Those few days I spent hating life, the world went on without me. And that's the thing. The world doesn't slow down to comfort anybody. So with a bruised ego I got up and asked myself, what can I take away from this in order for me to move on?

No contracts were signed so there's no point pushing a case of 'he-said-she-said'. Next time, I will
sign a contract before quitting my current job. It was a hard lesson. But at least I learnt it young. At least I wasn't older, with bills and a mortgage at stake, nor a family to support.

Lesson two: it hurt because it mattered to me. Because I wanted it. People go through mid-life crises asking themselves if they chose the right path for them - is this what I really want? It was a hard lesson, but it was self-affirming in that at least I know this is where I want to be.

Lesson three: shit happens. And there's no point being embarrassed about it. So you lost a job you kind of never had. The people who care about you just want you to be happy.

So here's to hoping everything works out okay as I try making it alive from one milestone to another.

Love, Noeline
X

Monday, 10 September 2012

Dating on difficult mode

Turns out I've been playing the dating game without knowing the basic controls.

|---|

Written request A:
Duplicate the blog excerpt verbatim, starting at "No contracts were" and ending at "to be happy.".
Written request B:
Carry the blog excerpt forward with the passage that comes after its last sentence.
The listing has no connection to the blog excerpt.

Material provided:
|---|

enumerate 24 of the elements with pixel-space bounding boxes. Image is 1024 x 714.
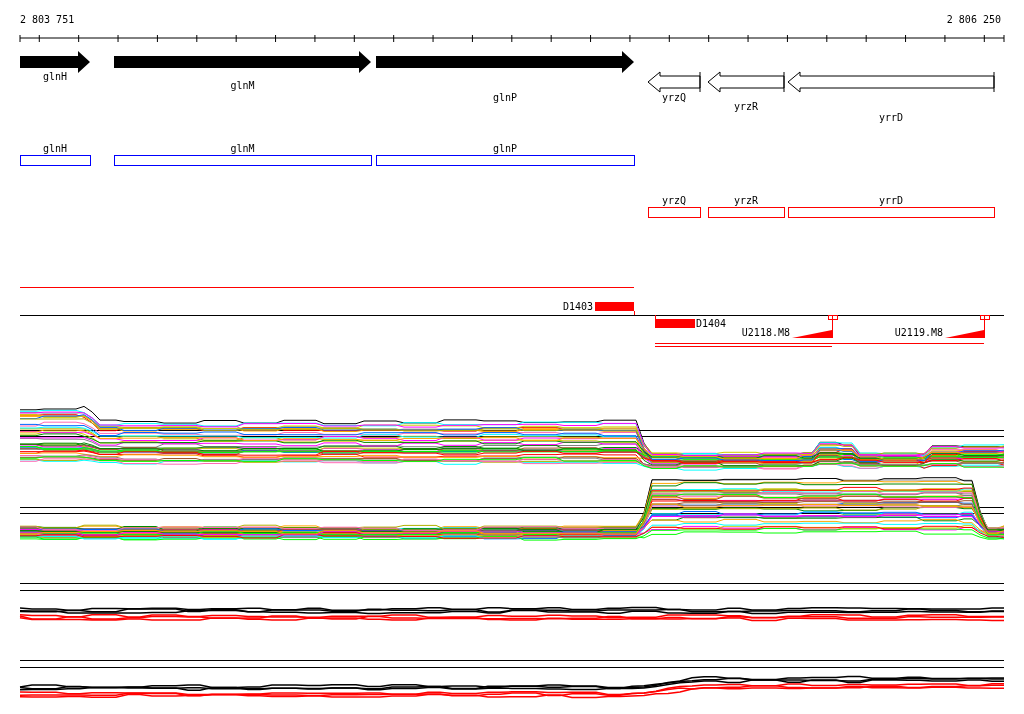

|---|

Reply A:
No contracts were signed so there's no point pushing a case of 'he-said-she-said'. Next time, I will
sign a contract before quitting my current job. It was a hard lesson. But at least I learnt it young. At least I wasn't older, with bills and a mortgage at stake, nor a family to support.

Lesson two: it hurt because it mattered to me. Because I wanted it. People go through mid-life crises asking themselves if they chose the right path for them - is this what I really want? It was a hard lesson, but it was self-affirming in that at least I know this is where I want to be.

Lesson three: shit happens. And there's no point being embarrassed about it. So you lost a job you kind of never had. The people who care about you just want you to be happy.

Reply B:
I only just discovered that being exclusive with someone is NOT the same thing as being their girlfriend. In fact, they're two completely different levels. I've compiled a step-by-step guide of the relationship memo that seems to have missed me all of the nine years I've been dating.

1. Dating and still being able to see other people
2. Exclusively seeing each other
3. I wouldn't tell people you're my girlfriend, I'd say you're my girl
4. OK, now you're my girlfriend
5. Partners
6. Husband and wife

The last time I used the word 'partner' was in kindergarten, and it referred to the guy you had to hold hands with in line. Pointing this out to a friend, suddenly I was the one over analysing things!

I feel like all these different stages complicate relationships for the sake of complicating relationships.

And apparently, it doesn't necessarily need to be made known when the relationship is transitioning from one level to the other. Apparently, it "happens naturally." ARE YOU BOTH MIND READERS OR SOMETHING? I'm sorry, but could you maybe wave a flag when we're onto the next one? Just so I know?

And also, since you never actually asked me to be your girl, and since you have no intention of asking me to be your girlfriend should that holy grail of a day ever come, are you ever going to ask me to marry you? Or should I just expect to wake up married one day?

If a guy were to come up to me in a club and ask if I had a boyfriend, I'm not going to waste a single breath shouting about how it's complicated, because it would sound a little like this: "YOU SEE, WE'RE TOGETHER BUT NOT TOGETHER. HE WOULDN'T WANT ME GIVING MY NUMBER TO PEOPLE LIKE YOU, OR ANYONE ELSE FOR THAT MATTER. SO BASICALLY, HE WANTS TO OWN ME WITHOUT HAVING TO WORK FOR IT. BECAUSE WE'RE NOT THAT SERIOUS, YET, I THINK. BUT HE LIKES ME, HE REALLY REALLY LIKES ME."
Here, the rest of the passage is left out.